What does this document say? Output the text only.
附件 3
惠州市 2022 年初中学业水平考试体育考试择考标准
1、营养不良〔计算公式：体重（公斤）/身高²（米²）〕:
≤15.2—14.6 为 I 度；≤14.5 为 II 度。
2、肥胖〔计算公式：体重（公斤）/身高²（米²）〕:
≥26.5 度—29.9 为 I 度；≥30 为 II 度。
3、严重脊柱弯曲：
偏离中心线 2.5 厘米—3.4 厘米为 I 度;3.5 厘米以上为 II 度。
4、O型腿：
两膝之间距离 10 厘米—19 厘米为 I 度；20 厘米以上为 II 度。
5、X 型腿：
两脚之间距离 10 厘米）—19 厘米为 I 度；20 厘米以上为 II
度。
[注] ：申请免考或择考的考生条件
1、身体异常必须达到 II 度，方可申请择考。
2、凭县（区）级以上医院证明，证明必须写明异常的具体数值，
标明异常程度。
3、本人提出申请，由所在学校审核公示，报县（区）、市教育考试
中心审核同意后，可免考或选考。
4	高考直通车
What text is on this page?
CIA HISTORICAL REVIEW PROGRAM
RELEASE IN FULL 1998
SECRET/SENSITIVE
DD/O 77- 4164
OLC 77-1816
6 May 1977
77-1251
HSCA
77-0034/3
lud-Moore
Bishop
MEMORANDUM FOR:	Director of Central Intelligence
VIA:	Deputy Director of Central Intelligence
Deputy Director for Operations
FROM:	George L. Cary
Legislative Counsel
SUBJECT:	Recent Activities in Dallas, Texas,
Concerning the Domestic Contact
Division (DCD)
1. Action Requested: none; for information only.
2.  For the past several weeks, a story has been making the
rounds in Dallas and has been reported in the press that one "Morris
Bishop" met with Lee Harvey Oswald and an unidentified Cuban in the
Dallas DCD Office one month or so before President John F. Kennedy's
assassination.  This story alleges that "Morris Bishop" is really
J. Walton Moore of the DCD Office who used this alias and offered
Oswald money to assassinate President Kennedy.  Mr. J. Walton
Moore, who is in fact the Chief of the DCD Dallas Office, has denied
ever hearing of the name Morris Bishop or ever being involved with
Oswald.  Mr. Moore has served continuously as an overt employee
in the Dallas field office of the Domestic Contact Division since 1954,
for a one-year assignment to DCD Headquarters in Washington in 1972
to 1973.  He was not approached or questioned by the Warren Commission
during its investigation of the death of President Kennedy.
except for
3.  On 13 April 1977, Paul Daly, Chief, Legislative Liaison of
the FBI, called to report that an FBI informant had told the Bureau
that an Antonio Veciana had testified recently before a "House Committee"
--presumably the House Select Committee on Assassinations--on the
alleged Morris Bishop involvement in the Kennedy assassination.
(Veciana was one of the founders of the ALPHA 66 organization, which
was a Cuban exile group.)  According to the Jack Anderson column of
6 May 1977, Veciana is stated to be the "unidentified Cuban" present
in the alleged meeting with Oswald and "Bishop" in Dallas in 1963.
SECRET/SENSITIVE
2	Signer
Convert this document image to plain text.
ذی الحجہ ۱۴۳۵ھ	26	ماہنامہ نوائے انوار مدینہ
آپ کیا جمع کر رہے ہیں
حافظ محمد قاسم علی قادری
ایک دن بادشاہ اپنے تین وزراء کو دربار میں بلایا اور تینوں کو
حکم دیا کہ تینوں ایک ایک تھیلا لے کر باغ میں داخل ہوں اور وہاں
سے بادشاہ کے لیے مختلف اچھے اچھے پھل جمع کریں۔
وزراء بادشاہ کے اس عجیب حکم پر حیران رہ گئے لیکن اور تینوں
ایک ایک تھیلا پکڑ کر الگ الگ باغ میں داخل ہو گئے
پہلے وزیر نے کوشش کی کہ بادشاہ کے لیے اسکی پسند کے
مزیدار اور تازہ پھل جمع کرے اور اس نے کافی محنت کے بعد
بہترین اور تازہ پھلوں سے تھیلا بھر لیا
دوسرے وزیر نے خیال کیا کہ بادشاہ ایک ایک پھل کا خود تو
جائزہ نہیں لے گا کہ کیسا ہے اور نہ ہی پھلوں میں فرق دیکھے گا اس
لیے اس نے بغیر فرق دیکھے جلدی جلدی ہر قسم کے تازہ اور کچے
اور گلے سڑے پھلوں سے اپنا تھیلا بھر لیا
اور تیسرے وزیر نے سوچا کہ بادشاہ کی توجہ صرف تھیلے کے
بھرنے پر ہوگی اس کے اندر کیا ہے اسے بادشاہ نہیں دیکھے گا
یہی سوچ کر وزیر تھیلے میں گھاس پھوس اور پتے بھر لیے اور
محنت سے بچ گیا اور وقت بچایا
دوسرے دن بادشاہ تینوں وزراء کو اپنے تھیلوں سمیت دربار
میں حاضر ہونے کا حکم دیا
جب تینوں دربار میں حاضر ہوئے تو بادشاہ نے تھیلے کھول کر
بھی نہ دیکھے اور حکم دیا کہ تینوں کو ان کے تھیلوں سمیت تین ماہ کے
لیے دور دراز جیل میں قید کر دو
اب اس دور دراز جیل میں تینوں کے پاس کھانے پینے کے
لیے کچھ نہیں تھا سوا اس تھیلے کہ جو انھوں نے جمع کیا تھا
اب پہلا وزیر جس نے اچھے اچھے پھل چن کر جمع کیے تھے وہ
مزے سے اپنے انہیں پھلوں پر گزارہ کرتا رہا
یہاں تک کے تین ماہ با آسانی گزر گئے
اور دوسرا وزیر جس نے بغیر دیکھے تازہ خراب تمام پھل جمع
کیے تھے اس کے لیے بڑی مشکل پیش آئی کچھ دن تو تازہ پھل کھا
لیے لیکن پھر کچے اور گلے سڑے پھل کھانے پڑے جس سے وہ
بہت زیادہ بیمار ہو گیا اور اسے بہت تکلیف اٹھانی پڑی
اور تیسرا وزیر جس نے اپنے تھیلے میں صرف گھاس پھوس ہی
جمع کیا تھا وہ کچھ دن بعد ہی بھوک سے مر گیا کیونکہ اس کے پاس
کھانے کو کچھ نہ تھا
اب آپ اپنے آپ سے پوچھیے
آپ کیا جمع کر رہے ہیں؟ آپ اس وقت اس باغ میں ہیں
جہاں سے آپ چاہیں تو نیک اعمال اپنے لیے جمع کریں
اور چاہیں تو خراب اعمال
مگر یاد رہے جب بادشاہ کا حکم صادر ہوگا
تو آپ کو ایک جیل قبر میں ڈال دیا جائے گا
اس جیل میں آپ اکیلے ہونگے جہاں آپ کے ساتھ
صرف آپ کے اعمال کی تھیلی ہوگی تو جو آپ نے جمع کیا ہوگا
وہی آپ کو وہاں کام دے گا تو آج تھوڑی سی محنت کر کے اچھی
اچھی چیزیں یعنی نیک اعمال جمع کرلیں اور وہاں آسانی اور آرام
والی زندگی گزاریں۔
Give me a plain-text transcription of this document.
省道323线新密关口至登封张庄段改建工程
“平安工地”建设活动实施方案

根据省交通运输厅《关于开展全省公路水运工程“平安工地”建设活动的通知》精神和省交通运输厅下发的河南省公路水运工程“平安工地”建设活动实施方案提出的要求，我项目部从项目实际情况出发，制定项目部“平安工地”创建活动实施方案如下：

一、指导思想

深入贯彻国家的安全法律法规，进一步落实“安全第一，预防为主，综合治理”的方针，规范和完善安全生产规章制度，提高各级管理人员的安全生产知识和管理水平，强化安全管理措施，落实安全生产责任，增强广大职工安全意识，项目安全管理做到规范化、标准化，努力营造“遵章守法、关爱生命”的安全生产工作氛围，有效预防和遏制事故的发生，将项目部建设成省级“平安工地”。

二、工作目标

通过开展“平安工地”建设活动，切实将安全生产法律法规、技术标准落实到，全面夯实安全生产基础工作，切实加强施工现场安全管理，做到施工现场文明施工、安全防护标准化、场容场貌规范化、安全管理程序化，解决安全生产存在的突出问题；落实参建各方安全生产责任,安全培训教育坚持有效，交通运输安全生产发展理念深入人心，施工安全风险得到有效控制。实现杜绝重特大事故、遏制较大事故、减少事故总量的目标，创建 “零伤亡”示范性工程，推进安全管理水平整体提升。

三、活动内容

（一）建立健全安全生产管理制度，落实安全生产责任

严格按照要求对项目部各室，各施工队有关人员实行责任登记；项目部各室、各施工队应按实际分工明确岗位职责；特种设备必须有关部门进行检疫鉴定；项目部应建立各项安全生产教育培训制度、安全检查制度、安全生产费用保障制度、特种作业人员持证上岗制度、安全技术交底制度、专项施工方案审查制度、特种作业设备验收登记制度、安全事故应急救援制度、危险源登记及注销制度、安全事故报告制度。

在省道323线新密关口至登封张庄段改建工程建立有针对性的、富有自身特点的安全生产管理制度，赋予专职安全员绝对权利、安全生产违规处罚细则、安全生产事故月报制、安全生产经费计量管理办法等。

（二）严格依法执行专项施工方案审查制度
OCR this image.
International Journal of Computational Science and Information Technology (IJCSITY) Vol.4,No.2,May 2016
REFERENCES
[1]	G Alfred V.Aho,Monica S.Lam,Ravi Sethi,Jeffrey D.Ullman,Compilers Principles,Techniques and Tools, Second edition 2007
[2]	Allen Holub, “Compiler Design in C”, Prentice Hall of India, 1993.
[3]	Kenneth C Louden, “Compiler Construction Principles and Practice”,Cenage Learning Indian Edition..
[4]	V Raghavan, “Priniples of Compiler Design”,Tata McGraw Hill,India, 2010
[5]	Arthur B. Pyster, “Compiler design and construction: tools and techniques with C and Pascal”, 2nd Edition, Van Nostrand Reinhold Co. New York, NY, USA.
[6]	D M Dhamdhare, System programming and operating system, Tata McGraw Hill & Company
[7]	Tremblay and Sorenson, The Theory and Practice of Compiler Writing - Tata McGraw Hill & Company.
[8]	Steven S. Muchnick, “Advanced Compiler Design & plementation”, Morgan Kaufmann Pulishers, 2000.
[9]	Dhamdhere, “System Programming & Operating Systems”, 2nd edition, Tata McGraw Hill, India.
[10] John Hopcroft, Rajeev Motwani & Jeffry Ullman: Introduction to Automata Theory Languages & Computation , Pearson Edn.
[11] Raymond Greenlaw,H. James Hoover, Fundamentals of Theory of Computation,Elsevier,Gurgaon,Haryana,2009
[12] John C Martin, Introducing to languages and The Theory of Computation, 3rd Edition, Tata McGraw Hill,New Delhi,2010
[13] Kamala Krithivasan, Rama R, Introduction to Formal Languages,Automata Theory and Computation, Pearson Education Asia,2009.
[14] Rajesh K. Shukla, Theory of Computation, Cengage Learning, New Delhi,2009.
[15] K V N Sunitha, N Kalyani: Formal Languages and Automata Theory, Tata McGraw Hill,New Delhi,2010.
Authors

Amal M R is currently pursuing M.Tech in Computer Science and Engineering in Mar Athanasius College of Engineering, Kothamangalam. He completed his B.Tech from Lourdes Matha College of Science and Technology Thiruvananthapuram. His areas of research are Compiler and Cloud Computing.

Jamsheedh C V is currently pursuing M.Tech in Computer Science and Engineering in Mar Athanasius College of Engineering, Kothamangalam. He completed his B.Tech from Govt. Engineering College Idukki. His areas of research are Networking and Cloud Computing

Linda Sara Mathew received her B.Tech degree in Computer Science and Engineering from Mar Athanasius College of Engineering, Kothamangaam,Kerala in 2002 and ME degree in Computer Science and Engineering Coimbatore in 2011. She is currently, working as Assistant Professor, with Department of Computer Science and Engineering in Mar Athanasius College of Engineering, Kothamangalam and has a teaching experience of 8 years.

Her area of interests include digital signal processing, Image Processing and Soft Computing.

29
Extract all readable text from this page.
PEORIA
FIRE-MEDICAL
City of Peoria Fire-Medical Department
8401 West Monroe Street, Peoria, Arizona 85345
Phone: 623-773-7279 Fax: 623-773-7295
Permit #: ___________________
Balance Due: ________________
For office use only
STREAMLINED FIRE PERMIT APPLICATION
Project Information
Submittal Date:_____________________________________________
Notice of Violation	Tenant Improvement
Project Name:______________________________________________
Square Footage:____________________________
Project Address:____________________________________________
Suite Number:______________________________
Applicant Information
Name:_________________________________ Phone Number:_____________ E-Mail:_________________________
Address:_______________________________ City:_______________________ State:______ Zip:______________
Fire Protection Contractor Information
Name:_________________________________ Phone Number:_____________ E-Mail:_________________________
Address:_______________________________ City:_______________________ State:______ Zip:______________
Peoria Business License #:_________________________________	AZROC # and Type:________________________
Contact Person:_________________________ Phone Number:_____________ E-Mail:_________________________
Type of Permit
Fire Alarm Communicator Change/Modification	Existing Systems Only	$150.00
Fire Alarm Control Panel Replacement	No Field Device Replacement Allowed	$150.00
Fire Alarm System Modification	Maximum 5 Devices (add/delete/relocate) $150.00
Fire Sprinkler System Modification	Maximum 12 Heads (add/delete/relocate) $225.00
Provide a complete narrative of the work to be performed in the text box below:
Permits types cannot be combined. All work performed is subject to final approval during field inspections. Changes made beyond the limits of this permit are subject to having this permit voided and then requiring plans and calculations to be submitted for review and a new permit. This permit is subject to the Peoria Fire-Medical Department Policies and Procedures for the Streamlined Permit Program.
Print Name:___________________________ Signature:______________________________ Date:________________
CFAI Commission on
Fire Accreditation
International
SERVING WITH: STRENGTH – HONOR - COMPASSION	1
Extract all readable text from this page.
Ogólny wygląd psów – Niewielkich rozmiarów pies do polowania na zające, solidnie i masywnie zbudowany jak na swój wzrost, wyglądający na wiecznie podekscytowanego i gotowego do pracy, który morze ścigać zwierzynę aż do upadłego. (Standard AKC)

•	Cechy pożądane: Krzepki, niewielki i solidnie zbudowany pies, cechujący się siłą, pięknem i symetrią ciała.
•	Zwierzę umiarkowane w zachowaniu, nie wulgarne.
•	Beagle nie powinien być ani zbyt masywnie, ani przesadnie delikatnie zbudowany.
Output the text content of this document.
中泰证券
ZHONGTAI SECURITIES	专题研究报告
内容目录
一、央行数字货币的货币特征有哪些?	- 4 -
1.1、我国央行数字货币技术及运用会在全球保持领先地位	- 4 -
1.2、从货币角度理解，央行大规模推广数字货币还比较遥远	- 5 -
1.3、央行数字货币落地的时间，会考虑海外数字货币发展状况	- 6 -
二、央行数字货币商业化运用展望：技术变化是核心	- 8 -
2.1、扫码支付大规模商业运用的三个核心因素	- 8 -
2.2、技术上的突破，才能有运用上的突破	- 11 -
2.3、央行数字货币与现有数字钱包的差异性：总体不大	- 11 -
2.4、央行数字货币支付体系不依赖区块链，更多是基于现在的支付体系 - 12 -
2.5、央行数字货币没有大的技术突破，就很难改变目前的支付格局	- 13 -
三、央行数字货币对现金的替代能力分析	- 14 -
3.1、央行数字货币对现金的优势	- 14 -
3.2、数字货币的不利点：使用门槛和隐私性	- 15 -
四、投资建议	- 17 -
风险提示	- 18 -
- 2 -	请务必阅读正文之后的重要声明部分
+ + +
## STATED PROBLEM
Each line that contains the word "تھیلے" counts toward the total; give only that total.

## FULL OUTPUT
5